● **Description of the task**
Across the entries below, count the lines in which the word "Flow" occurs. Reply with the count alone.

● **Material provided**
----

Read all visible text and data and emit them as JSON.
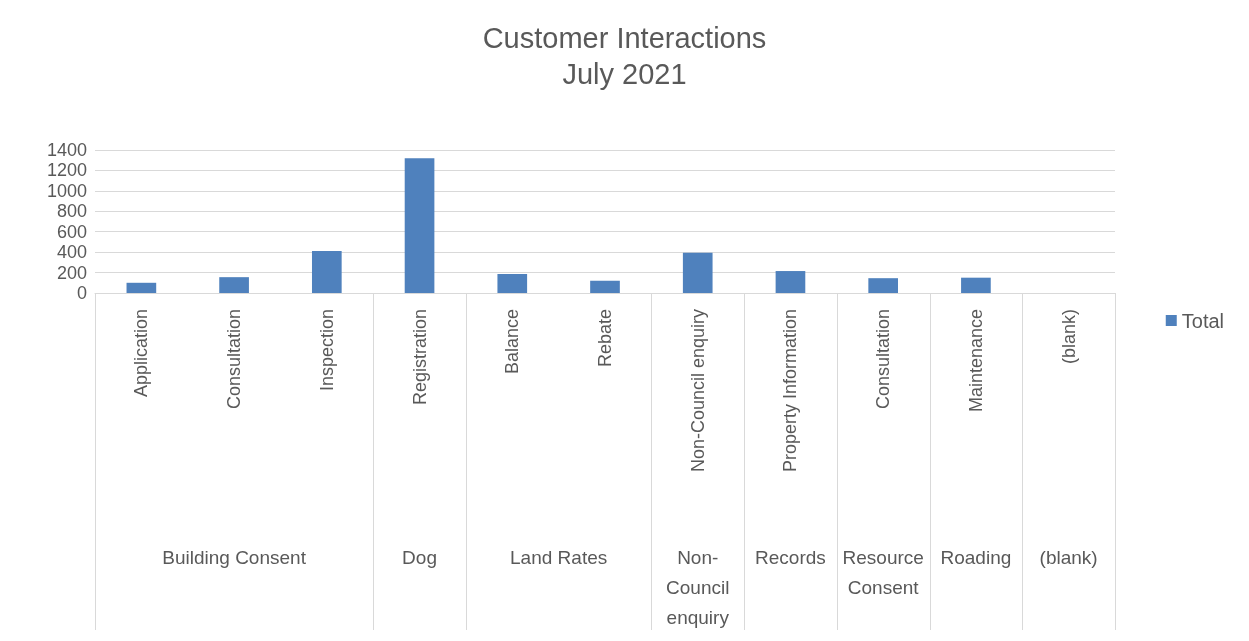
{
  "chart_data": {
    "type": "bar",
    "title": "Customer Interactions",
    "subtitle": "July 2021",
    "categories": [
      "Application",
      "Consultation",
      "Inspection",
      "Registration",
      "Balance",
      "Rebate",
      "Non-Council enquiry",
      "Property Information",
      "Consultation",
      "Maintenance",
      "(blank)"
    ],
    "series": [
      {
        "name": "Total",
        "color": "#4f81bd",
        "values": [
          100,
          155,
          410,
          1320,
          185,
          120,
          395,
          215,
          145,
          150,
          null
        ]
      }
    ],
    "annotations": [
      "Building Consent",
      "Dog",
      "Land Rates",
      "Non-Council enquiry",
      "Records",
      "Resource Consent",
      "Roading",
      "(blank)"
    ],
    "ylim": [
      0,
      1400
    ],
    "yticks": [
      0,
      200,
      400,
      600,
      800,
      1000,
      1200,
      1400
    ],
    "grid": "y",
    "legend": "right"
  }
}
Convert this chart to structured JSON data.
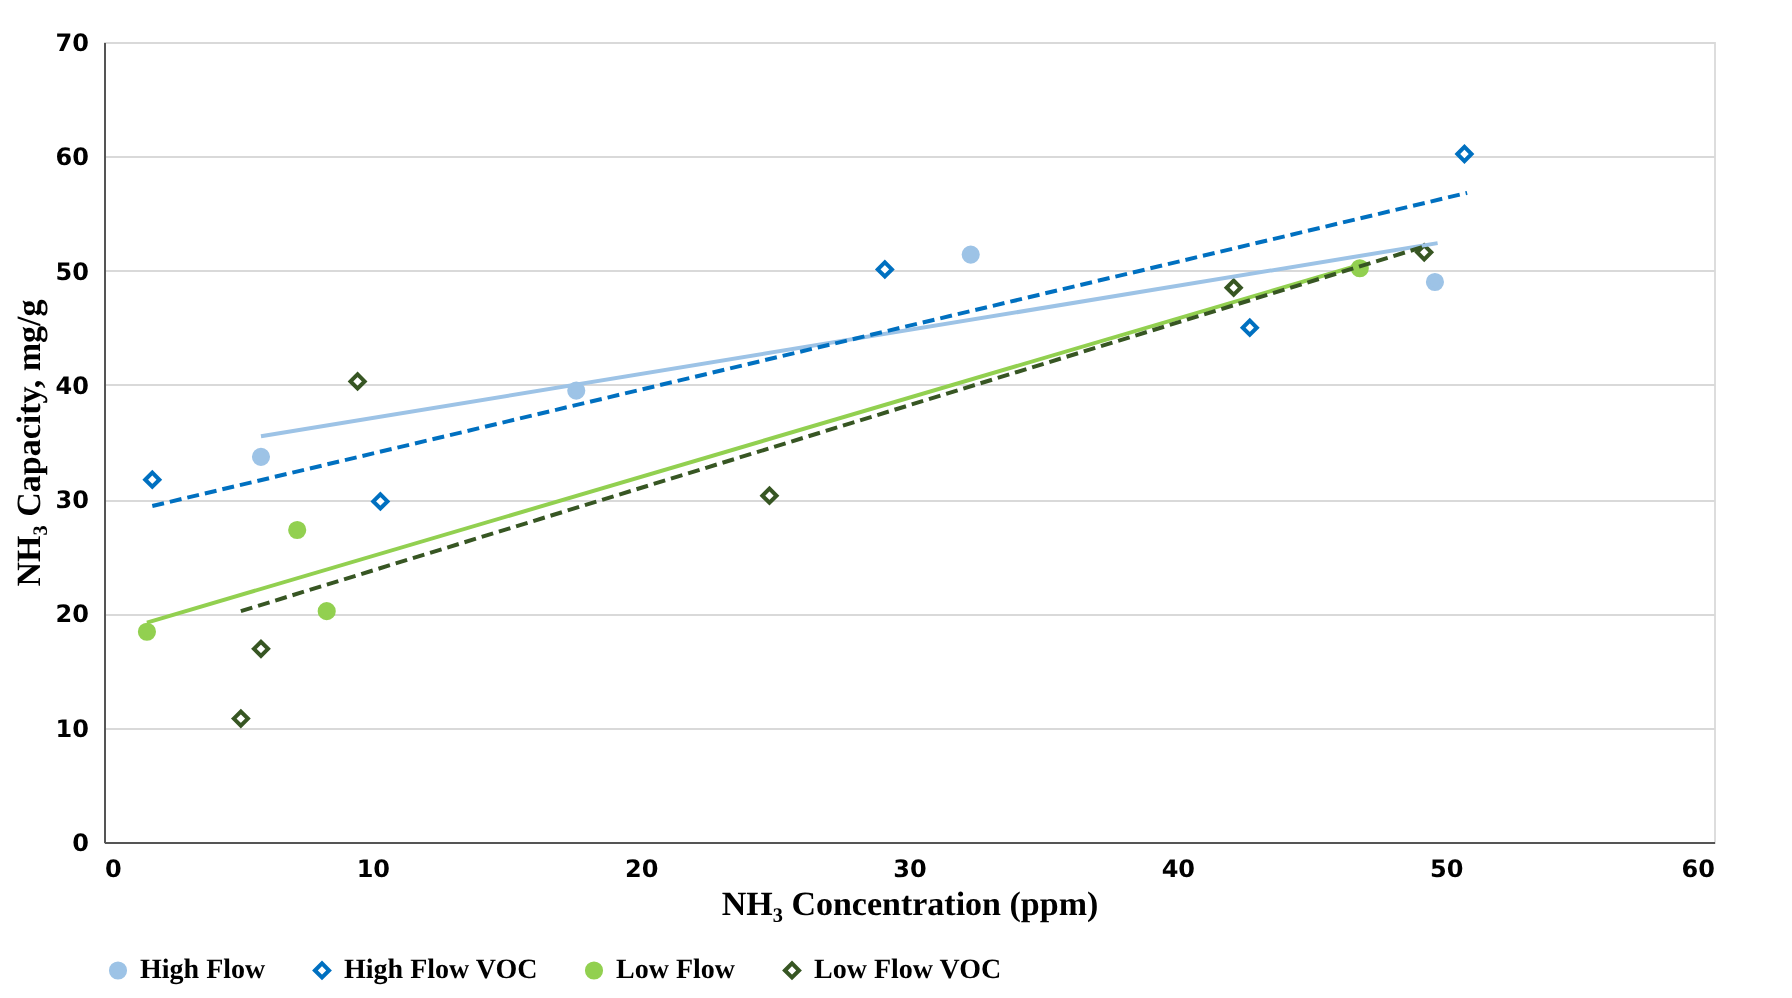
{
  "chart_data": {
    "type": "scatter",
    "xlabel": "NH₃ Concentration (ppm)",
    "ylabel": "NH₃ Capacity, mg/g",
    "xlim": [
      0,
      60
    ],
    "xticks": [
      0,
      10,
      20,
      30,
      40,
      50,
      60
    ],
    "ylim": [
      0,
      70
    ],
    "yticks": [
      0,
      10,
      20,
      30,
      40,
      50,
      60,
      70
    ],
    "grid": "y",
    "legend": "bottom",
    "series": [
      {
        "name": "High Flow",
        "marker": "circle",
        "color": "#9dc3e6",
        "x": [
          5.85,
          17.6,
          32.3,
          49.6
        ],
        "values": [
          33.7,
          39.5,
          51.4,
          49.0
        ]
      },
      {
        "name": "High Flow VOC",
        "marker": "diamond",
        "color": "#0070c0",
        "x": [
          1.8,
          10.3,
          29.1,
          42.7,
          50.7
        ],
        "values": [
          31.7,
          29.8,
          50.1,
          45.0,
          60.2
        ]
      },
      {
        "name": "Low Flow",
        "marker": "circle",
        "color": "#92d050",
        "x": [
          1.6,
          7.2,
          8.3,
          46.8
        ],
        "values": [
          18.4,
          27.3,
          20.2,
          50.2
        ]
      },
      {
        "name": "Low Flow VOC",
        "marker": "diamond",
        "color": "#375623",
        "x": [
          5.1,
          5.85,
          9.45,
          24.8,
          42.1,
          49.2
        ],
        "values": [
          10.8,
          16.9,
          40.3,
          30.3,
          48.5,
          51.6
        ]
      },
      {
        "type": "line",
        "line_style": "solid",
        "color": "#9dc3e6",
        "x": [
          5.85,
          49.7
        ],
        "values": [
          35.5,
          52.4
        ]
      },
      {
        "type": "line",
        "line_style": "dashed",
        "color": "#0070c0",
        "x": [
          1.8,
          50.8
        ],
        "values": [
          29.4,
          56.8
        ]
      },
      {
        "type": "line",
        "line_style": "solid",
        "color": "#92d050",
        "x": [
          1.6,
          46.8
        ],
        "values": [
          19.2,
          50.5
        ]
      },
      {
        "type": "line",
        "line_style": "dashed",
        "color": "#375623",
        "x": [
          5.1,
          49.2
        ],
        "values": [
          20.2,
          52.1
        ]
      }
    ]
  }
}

----

● **Task answer**
4